*WHAT YOU NEED TO DO:* Select and reproduce each line of the listing below that bears the string "ShTS".
--- START INFORMATION SUPPLIED ---
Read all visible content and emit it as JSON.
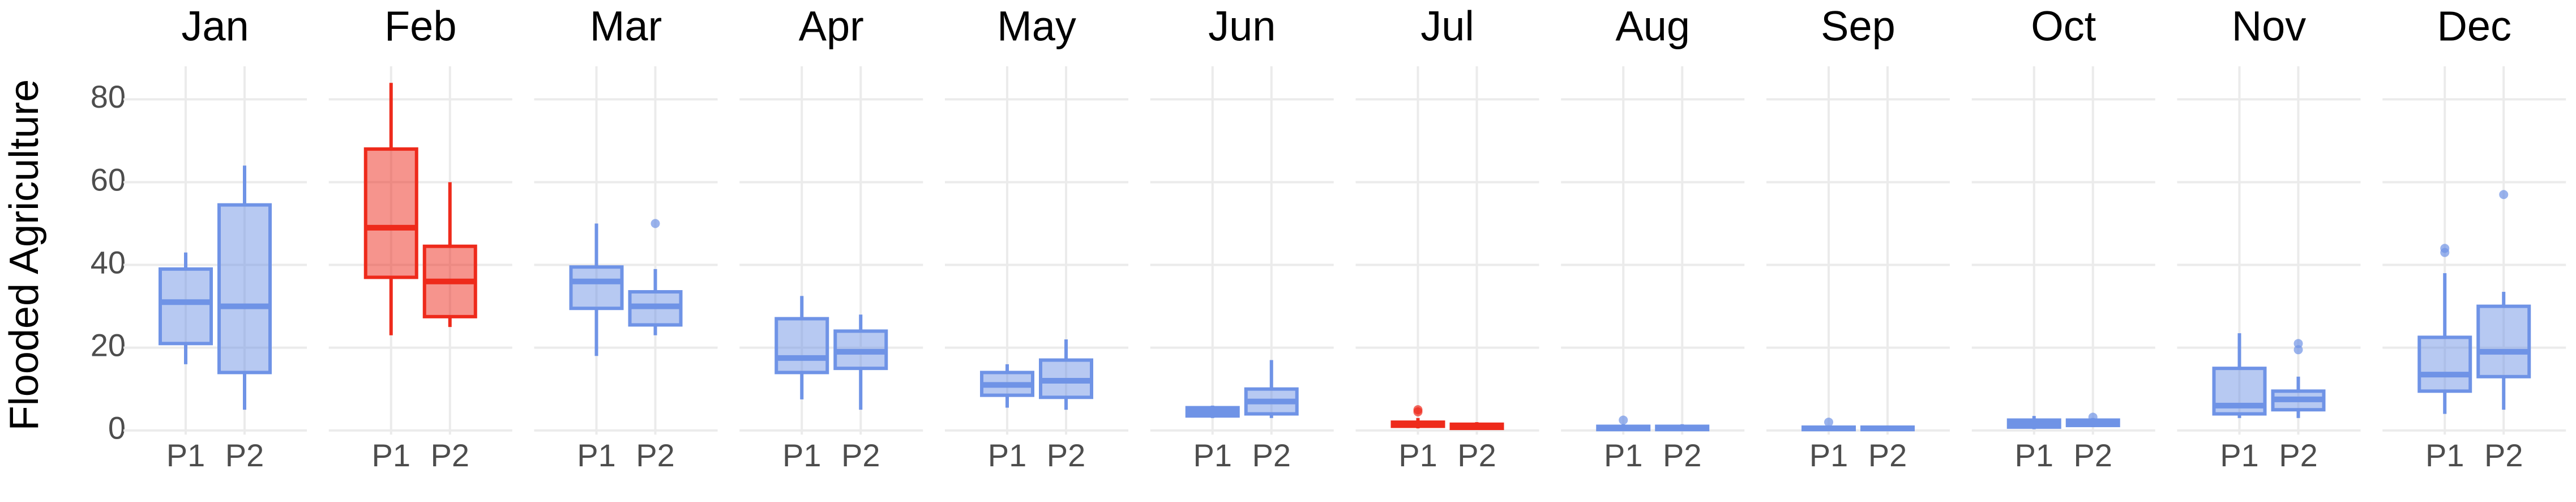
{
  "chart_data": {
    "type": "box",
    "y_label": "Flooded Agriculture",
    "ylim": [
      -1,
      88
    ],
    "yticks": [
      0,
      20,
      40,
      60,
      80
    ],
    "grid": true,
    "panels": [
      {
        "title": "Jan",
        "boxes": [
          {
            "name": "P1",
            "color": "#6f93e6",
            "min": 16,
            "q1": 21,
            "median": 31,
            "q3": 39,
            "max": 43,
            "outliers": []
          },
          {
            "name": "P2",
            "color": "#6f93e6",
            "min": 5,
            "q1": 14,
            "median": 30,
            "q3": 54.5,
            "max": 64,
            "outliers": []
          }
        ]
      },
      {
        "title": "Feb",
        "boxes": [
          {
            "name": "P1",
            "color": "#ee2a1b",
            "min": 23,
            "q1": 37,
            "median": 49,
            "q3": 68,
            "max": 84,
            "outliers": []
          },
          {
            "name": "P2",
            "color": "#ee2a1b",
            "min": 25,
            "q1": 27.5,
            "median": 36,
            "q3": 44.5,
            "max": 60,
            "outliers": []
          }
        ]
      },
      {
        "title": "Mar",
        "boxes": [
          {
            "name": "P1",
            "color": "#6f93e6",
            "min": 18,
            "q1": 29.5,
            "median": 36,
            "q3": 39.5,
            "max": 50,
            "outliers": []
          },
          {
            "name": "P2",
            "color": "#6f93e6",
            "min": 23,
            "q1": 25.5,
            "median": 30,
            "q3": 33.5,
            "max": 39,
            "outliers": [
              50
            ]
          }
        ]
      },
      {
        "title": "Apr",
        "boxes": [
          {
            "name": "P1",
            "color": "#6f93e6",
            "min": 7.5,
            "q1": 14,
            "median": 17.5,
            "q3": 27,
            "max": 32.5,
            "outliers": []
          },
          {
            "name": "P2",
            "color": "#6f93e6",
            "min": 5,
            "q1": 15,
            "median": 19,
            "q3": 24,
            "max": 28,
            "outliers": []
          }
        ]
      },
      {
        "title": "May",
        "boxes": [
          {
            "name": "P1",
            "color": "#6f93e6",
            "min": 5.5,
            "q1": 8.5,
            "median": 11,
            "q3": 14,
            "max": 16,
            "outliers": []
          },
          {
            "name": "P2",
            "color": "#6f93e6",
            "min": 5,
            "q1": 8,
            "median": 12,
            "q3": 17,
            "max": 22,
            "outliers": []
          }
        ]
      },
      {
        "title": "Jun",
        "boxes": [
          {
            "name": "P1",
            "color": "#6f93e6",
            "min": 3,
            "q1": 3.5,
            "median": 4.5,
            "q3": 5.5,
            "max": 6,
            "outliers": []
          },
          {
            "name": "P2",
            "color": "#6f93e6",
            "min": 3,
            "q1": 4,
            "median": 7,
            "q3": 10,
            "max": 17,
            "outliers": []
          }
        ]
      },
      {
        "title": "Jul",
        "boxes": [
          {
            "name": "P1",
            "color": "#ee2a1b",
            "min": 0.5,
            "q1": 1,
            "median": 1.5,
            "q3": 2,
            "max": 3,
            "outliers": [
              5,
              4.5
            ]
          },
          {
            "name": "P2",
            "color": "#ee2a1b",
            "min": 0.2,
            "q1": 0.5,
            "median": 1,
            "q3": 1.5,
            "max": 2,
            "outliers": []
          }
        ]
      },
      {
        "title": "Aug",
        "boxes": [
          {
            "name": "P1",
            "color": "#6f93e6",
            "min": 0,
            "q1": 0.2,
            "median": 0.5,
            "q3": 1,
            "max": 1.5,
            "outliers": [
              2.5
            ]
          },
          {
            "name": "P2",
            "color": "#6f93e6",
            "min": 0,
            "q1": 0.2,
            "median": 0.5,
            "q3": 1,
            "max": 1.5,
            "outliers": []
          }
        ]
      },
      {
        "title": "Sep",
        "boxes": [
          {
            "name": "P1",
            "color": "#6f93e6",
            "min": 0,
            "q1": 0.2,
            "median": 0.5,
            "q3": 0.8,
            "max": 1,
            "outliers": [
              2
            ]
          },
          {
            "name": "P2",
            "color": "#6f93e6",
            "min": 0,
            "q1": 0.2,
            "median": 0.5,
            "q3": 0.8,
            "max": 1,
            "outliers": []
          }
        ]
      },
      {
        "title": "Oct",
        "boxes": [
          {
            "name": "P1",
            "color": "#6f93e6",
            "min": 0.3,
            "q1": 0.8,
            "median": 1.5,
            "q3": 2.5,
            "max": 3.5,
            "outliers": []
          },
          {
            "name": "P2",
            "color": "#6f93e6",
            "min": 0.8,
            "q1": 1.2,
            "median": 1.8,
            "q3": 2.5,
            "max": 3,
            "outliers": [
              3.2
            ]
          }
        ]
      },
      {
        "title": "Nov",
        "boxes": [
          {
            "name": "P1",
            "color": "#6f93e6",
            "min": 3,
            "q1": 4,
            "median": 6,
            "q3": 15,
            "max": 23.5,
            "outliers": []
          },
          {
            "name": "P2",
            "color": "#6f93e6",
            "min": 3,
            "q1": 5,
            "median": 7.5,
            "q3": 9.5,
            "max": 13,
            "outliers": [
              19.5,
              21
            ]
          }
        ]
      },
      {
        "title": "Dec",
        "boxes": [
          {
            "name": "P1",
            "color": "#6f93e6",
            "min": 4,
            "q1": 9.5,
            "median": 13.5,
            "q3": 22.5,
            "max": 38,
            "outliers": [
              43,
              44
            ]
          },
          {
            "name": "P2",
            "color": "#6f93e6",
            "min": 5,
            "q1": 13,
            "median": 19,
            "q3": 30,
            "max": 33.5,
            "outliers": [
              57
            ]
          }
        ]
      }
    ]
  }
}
--- END INFORMATION SUPPLIED ---
--- START INFORMATION SUPPLIED ---
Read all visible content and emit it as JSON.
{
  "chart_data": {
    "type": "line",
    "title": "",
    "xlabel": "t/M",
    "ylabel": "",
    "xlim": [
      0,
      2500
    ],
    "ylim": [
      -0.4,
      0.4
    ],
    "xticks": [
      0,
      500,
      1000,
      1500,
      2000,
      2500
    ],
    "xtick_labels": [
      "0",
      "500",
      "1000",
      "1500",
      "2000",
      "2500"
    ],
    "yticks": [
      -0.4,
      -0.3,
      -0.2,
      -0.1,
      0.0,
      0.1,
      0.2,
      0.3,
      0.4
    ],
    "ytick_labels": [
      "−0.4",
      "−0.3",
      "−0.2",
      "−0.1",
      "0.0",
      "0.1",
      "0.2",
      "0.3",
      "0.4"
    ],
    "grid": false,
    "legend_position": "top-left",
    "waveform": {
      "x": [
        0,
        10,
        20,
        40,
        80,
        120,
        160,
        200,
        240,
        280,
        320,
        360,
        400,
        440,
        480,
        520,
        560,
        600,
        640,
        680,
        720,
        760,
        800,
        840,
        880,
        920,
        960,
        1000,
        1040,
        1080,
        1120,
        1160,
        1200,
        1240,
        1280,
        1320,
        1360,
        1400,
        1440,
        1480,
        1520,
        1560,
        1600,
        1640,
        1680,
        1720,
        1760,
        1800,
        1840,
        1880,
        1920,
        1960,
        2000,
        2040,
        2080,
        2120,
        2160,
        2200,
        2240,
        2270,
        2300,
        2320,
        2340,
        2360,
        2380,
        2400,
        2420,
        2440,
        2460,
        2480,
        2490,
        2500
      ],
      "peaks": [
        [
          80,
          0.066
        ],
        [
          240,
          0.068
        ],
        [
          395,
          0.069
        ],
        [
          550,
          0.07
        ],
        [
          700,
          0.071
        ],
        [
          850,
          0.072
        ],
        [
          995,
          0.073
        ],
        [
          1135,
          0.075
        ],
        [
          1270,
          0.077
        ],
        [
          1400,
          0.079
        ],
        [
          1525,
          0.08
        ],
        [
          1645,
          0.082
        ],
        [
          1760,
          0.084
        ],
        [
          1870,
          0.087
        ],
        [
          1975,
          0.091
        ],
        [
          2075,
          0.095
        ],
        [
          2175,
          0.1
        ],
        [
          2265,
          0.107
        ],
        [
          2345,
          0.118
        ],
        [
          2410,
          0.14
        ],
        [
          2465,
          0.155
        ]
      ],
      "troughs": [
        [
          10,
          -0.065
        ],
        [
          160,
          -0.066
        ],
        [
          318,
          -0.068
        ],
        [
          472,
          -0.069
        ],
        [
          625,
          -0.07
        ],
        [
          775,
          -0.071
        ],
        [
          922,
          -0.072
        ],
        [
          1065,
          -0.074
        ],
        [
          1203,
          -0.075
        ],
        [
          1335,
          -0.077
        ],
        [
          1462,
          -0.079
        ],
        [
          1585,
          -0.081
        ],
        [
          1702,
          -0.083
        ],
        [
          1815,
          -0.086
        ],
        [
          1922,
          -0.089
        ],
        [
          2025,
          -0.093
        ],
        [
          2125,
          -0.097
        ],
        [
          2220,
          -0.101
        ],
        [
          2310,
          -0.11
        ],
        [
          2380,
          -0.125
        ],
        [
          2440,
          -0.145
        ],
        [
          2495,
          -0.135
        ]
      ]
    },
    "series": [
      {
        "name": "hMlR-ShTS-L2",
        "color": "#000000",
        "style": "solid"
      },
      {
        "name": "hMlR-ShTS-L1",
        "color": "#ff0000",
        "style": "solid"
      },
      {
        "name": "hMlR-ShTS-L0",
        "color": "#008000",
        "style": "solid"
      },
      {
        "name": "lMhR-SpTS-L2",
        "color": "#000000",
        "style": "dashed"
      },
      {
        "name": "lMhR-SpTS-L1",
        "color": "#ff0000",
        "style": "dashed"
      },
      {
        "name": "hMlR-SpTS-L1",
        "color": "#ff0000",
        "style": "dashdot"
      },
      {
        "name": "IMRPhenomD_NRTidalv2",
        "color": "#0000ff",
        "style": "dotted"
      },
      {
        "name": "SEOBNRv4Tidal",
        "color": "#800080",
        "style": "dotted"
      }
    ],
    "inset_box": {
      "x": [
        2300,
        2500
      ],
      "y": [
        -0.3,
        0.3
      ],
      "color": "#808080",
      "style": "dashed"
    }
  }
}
--- END INFORMATION SUPPLIED ---
*FINISHED TASK:*
        "name": "hMlR-ShTS-L2",
        "name": "hMlR-ShTS-L1",
        "name": "hMlR-ShTS-L0",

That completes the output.